Copy everything from "Business has never" down to "our protectionist system." in the forum post below, word for word.

_EXCERPT:_
☆ ☆ ☆ ☆ ☆ ☆ ☆
In lugnet.off-topic.debate, Christopher L. Weeks writes:
In lugnet.off-topic.debate, Bruce Schlickbernd writes:

Well, if the road was too dangerous, the trucking company would either
pay for a better road, wouldn't deliver, or whatever. Eventually, the
costs would balance. If the road is unsafe because the locals wanted too
cheap a road, it would drive up other costs to the point where people
would either be comfortable with the risk vs reward, or the better more
expensive road would look more attractive. The market is capable of
realizing that an ounce of prevention is worth a pound of cure 99% of
the time

That really isn't true.  Companies have invariably dragged their feet on the
"ounce of prevention" angle.  The cold truth is, as much as businesses get
over-regulated, they invariably brought it on themselves by NOT taking care
of business.

Business has never been free to realize that an ounce of prevention is worth a
pound of cure.  They have never been actually liable for their damages across
the long term.  They have never existed in an unrestrained market where the
government would not bail them out of their little worries by taking care of
their vicitms.  We can't say that business has dragged their feet because I
think they are specifically disincented to take that kind of responsibilty by
our protectionist system.
☆ ☆ ☆ ☆ ☆ ☆ ☆
_GIVEN DATA:_
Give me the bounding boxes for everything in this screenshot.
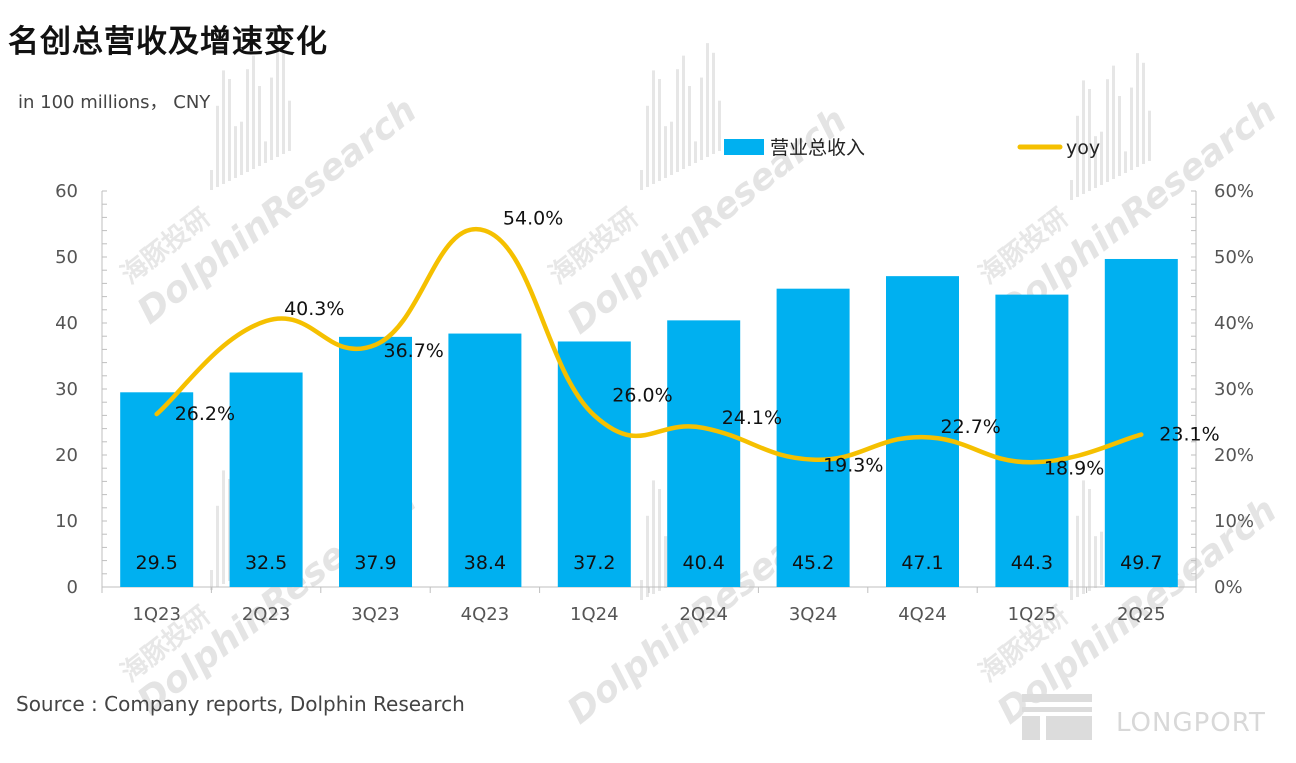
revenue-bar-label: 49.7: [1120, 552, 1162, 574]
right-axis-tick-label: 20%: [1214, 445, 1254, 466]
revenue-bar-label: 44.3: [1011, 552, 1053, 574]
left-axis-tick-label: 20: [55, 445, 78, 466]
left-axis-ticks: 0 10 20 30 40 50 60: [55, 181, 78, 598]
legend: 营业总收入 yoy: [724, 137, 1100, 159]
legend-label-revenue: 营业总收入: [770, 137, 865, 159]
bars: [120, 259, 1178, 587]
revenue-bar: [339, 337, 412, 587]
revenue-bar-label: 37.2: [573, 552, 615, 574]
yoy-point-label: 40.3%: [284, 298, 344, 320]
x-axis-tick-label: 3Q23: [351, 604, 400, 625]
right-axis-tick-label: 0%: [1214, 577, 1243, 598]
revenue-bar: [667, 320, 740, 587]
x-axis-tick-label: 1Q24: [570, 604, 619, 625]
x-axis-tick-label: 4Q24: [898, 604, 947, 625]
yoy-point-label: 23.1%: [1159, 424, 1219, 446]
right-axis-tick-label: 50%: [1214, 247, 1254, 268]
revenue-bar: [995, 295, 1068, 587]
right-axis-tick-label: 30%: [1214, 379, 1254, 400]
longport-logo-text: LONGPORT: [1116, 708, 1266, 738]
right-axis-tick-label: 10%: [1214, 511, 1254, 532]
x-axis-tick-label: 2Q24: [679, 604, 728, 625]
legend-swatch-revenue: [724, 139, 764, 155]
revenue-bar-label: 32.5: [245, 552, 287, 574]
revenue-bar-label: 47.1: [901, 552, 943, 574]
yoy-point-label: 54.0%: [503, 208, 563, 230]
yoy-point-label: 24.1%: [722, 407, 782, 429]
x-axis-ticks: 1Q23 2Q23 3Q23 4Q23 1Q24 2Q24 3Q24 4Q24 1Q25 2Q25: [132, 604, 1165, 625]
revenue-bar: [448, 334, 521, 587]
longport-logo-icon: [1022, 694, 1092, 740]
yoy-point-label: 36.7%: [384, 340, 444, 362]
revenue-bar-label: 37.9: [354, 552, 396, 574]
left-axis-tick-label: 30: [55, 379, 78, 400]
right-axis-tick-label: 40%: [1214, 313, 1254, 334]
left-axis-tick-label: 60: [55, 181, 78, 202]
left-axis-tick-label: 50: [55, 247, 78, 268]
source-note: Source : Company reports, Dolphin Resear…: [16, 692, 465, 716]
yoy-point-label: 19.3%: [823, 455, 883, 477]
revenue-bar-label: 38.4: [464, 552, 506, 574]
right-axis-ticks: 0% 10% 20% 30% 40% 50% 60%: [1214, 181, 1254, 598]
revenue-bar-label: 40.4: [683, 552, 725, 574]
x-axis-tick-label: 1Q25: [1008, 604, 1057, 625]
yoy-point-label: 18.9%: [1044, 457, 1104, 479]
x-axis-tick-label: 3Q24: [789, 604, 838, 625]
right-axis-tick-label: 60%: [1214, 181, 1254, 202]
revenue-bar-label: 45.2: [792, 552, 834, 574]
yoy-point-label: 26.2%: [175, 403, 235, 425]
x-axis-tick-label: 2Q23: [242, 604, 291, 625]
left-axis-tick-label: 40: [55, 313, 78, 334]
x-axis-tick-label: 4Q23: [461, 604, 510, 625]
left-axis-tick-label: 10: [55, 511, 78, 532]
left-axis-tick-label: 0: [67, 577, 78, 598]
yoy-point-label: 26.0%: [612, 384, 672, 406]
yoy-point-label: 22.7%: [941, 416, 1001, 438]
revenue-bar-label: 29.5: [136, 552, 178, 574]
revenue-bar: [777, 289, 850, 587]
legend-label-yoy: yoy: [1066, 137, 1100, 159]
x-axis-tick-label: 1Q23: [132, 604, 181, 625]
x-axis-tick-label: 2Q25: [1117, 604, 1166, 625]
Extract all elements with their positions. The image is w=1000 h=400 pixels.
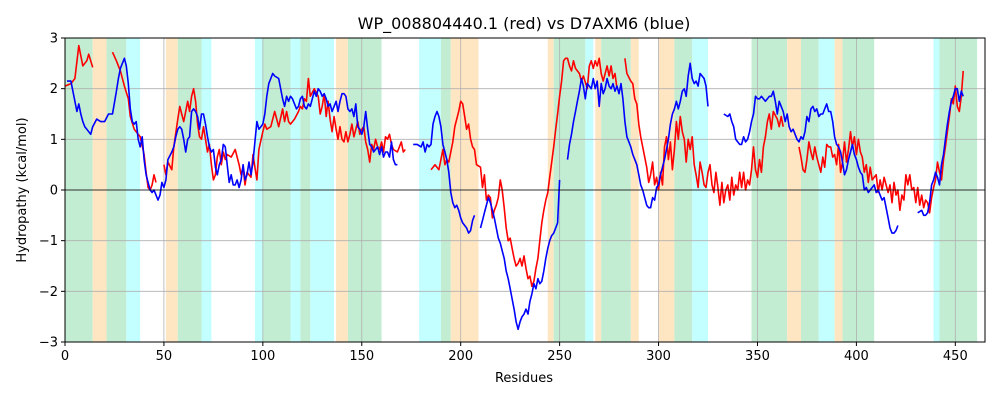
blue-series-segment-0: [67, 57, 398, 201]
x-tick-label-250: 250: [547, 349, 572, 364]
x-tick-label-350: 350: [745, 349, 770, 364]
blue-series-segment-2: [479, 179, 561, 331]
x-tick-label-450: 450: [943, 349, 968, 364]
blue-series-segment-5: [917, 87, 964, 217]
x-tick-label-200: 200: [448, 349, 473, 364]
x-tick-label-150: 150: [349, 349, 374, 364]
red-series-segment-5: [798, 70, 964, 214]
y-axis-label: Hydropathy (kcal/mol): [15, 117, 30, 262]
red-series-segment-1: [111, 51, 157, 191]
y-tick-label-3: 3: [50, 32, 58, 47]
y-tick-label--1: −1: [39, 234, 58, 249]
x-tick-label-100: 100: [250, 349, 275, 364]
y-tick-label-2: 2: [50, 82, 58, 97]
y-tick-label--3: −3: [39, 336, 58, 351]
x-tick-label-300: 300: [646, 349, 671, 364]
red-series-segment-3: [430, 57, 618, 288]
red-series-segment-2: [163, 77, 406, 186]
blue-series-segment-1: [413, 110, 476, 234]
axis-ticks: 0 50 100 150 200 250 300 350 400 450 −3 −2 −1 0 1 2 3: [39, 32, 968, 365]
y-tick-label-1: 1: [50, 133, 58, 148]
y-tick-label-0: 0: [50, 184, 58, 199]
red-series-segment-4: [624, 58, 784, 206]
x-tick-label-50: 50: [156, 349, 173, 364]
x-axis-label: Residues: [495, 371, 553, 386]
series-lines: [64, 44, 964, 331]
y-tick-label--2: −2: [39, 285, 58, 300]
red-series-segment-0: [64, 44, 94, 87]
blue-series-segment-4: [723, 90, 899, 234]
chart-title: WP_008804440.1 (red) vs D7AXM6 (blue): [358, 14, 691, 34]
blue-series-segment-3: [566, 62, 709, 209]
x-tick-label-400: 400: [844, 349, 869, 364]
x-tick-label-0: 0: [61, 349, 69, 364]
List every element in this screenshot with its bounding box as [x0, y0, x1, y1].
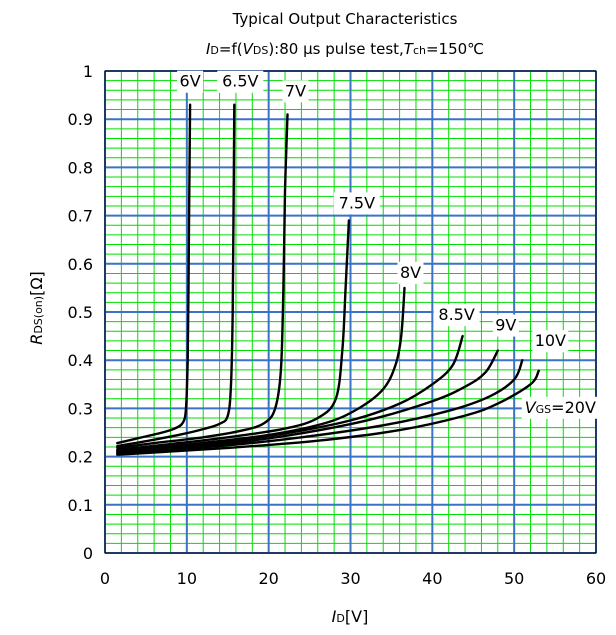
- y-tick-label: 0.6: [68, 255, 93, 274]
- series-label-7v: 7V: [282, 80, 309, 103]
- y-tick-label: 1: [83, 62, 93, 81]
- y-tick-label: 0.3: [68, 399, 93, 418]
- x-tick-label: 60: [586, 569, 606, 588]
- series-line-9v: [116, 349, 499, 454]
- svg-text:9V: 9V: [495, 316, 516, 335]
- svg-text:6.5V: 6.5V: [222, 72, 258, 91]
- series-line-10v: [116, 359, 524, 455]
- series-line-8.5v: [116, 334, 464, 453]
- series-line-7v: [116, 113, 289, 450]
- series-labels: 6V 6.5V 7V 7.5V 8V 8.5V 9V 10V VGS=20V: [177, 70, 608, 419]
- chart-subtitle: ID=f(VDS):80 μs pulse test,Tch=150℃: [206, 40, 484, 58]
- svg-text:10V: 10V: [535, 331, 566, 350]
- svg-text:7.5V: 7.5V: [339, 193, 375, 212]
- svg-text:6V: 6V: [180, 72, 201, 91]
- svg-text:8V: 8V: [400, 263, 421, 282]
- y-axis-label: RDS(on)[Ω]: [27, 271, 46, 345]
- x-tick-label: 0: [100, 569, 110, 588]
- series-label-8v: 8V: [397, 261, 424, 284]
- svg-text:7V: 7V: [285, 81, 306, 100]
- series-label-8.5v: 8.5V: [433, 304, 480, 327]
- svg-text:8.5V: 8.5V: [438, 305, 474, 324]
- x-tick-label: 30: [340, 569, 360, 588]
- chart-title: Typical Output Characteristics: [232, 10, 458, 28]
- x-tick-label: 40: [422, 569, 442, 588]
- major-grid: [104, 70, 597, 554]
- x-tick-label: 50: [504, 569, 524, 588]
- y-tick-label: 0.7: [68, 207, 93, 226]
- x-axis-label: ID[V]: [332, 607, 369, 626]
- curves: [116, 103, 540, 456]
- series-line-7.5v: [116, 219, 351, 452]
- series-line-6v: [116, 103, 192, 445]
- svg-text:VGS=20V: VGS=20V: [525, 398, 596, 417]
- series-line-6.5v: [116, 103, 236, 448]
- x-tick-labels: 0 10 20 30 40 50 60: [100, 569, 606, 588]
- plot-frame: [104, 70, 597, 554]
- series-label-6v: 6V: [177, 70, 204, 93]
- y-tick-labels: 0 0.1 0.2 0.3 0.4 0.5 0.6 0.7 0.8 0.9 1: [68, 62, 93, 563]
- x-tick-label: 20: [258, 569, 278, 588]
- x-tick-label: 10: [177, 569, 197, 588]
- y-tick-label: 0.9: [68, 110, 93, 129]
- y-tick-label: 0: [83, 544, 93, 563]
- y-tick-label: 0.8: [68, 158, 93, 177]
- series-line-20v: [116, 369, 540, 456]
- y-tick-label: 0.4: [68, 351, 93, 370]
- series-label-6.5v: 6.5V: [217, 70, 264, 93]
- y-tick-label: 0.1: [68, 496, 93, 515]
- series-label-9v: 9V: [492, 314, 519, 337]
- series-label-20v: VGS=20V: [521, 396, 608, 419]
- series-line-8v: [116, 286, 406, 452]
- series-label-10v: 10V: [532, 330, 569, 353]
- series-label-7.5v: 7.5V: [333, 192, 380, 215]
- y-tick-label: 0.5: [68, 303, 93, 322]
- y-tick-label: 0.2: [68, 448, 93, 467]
☆ ☆ ☆ ☆ ☆ ☆ ☆
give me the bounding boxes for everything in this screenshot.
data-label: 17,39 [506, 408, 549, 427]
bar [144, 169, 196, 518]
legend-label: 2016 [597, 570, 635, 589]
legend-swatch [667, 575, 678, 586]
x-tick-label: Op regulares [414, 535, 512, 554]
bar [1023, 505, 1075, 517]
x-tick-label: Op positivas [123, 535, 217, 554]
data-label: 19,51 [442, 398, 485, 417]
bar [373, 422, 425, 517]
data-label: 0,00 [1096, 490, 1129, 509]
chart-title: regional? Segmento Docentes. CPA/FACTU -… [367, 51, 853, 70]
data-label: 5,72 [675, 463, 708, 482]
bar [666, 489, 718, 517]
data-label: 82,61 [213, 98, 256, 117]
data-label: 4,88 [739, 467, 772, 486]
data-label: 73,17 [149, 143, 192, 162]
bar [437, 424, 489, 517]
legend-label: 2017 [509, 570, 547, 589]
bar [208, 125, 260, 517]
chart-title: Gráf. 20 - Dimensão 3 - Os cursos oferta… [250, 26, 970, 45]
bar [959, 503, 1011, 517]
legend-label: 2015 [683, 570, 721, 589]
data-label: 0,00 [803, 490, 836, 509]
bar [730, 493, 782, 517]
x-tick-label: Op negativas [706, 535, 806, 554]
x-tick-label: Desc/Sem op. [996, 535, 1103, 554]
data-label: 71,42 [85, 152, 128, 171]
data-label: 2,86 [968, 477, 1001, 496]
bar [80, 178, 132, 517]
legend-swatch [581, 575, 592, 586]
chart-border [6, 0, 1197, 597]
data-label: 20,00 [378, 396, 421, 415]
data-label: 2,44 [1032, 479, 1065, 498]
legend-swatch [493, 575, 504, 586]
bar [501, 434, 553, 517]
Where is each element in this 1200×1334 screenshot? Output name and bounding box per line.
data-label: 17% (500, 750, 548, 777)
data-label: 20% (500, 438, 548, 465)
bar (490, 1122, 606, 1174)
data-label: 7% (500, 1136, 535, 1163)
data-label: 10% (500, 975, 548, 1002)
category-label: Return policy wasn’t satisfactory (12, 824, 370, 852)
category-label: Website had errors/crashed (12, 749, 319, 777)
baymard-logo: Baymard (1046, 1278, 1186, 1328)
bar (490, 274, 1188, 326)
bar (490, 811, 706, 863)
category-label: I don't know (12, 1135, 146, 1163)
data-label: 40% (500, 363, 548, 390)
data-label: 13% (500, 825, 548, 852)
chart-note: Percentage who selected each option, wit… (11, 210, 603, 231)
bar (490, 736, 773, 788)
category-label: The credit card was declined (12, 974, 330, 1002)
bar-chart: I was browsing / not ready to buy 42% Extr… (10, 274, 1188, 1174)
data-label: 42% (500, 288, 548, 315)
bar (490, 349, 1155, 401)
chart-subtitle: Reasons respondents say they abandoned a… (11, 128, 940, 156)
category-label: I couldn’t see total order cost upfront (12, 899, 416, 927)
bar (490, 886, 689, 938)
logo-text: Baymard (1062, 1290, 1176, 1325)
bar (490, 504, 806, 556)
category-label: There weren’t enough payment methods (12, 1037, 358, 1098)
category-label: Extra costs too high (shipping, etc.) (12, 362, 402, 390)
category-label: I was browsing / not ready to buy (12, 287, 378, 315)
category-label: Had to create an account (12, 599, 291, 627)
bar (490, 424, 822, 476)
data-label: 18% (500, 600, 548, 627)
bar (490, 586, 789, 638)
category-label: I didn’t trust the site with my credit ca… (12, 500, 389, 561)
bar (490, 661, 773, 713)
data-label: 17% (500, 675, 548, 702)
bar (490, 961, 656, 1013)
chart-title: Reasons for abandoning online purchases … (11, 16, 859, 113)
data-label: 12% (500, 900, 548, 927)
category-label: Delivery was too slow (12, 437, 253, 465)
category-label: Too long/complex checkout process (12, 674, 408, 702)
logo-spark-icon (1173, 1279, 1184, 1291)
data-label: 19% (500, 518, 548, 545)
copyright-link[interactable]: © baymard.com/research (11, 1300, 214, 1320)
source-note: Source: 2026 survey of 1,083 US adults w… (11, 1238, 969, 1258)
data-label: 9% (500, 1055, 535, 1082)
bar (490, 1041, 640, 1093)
☆ ☆ ☆ ☆ ☆ ☆ ☆
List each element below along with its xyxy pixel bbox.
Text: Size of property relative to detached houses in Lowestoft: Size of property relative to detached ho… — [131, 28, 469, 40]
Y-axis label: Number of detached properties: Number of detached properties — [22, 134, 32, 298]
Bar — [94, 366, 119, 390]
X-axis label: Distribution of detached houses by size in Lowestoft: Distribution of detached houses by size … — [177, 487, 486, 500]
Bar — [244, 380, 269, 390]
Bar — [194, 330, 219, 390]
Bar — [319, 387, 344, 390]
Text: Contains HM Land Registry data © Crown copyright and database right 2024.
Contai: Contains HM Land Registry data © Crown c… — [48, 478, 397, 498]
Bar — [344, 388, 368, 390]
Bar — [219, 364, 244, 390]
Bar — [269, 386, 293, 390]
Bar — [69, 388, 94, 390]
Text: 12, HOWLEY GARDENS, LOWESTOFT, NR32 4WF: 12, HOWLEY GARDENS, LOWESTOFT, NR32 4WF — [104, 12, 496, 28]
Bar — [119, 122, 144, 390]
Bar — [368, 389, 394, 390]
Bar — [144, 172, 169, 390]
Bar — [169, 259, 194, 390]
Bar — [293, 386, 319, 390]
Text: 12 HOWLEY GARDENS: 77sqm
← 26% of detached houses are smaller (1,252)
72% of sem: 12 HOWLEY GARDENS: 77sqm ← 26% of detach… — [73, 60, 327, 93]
☆ ☆ ☆ ☆ ☆ ☆ ☆
_ANSWER FOR THE TASK:_
Business has never been free to realize that an ounce of prevention is worth a
pound of cure.  They have never been actually liable for their damages across
the long term.  They have never existed in an unrestrained market where the
government would not bail them out of their little worries by taking care of
their vicitms.  We can't say that business has dragged their feet because I
think they are specifically disincented to take that kind of responsibilty by
our protectionist system.